WHAT IS REQUIRED: Collect every line below that contains the word "лишь".

Extracted records:
-- START --
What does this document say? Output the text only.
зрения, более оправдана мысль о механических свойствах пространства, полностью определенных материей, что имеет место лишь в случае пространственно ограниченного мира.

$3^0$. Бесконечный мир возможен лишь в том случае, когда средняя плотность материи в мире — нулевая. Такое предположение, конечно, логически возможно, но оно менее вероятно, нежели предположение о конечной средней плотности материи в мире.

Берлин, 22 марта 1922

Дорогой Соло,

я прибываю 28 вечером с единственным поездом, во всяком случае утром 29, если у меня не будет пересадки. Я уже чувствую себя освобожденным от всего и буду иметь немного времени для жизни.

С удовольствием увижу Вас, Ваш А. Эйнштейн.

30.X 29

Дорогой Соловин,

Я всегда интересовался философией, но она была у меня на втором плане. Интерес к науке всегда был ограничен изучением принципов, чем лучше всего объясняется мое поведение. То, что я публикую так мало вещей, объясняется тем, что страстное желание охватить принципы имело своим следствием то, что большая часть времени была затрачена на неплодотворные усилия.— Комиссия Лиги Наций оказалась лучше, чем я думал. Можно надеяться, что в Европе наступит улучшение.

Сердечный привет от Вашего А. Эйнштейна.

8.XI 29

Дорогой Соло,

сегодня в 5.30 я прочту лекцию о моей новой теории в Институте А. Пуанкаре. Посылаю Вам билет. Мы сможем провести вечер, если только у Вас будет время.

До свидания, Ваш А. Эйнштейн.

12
-- END --
WRITTEN RESPONSE:
зрения, более оправдана мысль о механических свойствах пространства, полностью определенных материей, что имеет место лишь в случае пространственно ограниченного мира.
$3^0$. Бесконечный мир возможен лишь в том случае, когда средняя плотность материи в мире — нулевая. Такое предположение, конечно, логически возможно, но оно менее вероятно, нежели предположение о конечной средней плотности материи в мире.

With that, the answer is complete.